• **PAGE EXCERPT**
╭──
Ceph performance - 10 times slower

[Date Prev][Date Next][Thread Prev][Thread Next][Date Index][Thread Index]

 



Can someone help me what I can tune to improve the performance? The cluster is pushing data at about 13 MB/s with a single copy of data while the underlying disks can push 100+MB/s. 

Can anyone help me with this?


rados bench results:

Concurrency Replication size       Write(MB/s)     Seq Read(MB/s)
32 1 13.5 32.8
32 2 12.7 32.0
32 3 6.1 30.2

Commands I used (Pool size was updated appropriately):

rados -p performance_test bench 120 write -b 8192 -t 100 --no-cleanup
rados -p performance_test bench 120 seq -t 100



1) Disk tests - All have similar numbers:
# dd if=/dev/zero of=here bs=1G count=1 oflag=direct
1+0 records in
1+0 records out
1073741824 bytes (1.1 GB) copied, 10.0691 s, 107 MB/s

2) 10G network is not holding up
# iperf -c 10.13.10.15  -i2 -t 10

------------------------------------------------------------

Client connecting to 10.13.10.15, TCP port 5001

TCP window size: 85.0 KByte (default)
╰──
• **EXERCISE AIM**
In the Ceph performance post, what write speed does rados bench show with a replication size of 3? You won't need the material that comes next.

• **MATERIAL SHOWN**
╭──
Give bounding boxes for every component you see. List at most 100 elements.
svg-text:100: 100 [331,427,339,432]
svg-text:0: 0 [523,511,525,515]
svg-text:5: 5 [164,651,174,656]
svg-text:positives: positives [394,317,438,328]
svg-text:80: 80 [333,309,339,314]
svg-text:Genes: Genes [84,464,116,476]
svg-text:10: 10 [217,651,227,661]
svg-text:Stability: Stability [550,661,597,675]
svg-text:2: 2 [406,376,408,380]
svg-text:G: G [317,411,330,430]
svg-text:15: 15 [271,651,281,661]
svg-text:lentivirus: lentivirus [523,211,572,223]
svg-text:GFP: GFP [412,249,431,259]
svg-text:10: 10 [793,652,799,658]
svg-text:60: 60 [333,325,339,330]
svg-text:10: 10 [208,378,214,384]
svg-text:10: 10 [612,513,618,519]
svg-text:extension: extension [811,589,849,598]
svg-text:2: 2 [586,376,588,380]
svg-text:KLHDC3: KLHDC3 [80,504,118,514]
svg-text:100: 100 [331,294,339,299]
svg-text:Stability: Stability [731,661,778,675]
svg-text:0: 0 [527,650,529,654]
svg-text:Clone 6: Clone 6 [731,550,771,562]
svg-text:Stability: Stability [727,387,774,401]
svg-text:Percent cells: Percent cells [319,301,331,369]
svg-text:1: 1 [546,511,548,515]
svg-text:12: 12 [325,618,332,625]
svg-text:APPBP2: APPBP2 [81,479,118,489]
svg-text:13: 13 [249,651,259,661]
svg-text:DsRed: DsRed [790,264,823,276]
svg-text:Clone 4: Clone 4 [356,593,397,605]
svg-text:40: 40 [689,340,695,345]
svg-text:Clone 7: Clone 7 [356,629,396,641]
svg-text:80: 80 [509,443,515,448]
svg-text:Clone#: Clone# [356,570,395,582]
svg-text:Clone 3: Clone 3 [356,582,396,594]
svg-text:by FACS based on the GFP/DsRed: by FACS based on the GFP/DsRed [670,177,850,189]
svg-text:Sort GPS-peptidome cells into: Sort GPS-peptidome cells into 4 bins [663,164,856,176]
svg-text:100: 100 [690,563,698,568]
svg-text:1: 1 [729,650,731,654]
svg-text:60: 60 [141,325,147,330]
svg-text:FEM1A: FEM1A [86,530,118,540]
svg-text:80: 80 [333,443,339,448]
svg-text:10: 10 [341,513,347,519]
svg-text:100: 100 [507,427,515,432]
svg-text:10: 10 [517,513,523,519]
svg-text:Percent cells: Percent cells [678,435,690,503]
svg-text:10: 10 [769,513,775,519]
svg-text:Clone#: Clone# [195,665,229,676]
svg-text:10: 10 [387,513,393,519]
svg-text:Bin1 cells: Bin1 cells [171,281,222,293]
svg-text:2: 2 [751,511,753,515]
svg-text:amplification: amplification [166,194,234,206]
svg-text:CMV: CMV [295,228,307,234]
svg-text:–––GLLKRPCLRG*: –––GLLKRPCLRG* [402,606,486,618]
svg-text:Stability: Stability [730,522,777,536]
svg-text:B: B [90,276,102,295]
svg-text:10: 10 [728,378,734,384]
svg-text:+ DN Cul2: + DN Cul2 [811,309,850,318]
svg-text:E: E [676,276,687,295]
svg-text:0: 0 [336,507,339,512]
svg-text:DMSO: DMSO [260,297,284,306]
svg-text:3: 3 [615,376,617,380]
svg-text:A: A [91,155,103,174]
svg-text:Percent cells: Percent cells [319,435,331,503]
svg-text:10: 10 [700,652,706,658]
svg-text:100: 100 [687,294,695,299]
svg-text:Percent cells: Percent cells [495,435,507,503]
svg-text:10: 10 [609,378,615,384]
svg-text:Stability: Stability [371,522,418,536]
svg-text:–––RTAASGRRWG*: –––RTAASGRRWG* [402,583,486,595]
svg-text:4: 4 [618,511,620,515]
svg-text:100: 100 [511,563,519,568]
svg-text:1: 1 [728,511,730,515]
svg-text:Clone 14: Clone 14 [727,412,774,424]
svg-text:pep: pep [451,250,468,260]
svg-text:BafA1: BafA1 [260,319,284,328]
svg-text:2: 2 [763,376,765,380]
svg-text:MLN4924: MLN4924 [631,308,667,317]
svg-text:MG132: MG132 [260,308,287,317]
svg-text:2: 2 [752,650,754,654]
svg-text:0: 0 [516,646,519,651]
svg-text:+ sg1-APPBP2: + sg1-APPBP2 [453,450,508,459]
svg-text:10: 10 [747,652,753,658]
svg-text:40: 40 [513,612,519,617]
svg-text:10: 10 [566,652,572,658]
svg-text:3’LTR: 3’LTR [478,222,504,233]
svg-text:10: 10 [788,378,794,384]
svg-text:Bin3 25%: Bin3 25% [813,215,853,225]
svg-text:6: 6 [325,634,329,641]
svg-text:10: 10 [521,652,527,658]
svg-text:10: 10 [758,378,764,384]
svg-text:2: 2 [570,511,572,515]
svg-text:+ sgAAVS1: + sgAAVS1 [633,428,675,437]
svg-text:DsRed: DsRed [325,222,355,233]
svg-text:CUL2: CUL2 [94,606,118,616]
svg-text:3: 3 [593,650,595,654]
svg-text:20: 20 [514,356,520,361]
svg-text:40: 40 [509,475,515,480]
╰──
• **YOUR SOLUTION**
6.1 MB/s